§ Aim of the task: Find the lines with "document" in them and copy them out.

----- Input rows -----

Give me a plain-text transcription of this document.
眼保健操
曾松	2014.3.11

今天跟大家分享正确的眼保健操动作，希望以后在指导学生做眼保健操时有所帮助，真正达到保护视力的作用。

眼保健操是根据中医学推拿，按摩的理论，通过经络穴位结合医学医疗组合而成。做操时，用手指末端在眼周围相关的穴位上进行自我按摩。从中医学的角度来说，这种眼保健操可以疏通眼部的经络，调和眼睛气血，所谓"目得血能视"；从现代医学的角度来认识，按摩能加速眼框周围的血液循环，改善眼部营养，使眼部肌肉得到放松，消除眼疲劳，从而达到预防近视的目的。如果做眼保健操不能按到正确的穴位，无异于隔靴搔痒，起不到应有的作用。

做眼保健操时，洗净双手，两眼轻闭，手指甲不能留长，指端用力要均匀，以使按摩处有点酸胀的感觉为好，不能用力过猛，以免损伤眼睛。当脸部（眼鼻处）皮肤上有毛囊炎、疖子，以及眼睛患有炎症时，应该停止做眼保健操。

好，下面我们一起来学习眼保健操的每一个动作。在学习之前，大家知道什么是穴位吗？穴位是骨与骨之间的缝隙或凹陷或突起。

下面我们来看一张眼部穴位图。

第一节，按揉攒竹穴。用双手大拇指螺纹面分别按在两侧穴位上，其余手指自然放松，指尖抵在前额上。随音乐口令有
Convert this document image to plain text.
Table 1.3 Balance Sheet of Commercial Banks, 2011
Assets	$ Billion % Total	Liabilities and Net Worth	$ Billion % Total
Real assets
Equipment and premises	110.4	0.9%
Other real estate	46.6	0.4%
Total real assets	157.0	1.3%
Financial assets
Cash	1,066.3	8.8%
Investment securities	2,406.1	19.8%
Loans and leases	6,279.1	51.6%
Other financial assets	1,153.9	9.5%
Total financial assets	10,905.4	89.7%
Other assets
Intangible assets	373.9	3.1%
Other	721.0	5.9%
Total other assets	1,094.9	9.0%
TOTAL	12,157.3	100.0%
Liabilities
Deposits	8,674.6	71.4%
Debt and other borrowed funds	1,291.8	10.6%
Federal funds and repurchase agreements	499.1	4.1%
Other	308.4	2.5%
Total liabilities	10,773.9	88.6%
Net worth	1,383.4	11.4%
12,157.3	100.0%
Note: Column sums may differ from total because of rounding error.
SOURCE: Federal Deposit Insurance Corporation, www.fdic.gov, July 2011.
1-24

-----

§ Written response:
Give me a plain-text transcription of this document.
Convert this document image to plain text.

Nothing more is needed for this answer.